_EXERCISE REQUIREMENTS:_ Where a line in the listing contains the string "name", copy that line out.

=== DATASET ROWS ===

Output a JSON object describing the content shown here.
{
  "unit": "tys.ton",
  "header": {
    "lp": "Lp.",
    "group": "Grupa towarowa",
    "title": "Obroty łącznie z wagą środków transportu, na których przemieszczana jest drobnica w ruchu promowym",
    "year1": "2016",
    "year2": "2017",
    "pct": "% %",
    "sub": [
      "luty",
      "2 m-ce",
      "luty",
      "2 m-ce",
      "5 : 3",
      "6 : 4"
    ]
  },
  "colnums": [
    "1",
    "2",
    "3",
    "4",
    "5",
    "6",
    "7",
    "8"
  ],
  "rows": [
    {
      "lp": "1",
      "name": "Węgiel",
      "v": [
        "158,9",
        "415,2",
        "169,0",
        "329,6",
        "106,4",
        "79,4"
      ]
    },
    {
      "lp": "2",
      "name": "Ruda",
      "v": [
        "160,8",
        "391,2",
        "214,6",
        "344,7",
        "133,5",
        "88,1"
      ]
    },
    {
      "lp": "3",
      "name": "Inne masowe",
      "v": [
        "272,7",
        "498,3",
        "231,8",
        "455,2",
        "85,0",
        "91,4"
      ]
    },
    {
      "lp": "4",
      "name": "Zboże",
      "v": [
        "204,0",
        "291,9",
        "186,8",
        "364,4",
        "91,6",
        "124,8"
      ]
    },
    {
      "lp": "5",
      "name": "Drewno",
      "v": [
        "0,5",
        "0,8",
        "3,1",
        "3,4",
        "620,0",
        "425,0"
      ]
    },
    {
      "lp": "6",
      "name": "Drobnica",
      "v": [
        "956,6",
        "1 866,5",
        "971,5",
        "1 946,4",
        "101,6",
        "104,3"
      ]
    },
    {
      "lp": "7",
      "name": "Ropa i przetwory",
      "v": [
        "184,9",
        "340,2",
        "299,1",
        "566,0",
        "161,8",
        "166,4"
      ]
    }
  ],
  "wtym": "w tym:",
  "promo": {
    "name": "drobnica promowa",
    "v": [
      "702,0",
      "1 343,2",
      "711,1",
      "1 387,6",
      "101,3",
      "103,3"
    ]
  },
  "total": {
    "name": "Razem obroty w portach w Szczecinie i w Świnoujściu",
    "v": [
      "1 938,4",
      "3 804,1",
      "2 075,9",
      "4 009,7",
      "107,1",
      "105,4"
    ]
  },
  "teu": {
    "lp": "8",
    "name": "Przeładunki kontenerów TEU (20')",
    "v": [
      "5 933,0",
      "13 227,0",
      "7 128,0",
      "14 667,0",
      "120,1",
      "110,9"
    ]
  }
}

===

_THE ANSWER:_
      "name": "Węgiel",
      "name": "Ruda",
      "name": "Inne masowe",
      "name": "Zboże",
      "name": "Drewno",
      "name": "Drobnica",
      "name": "Ropa i przetwory",
    "name": "drobnica promowa",
    "name": "Razem obroty w portach w Szczecinie i w Świnoujściu",
    "name": "Przeładunki kontenerów TEU (20')",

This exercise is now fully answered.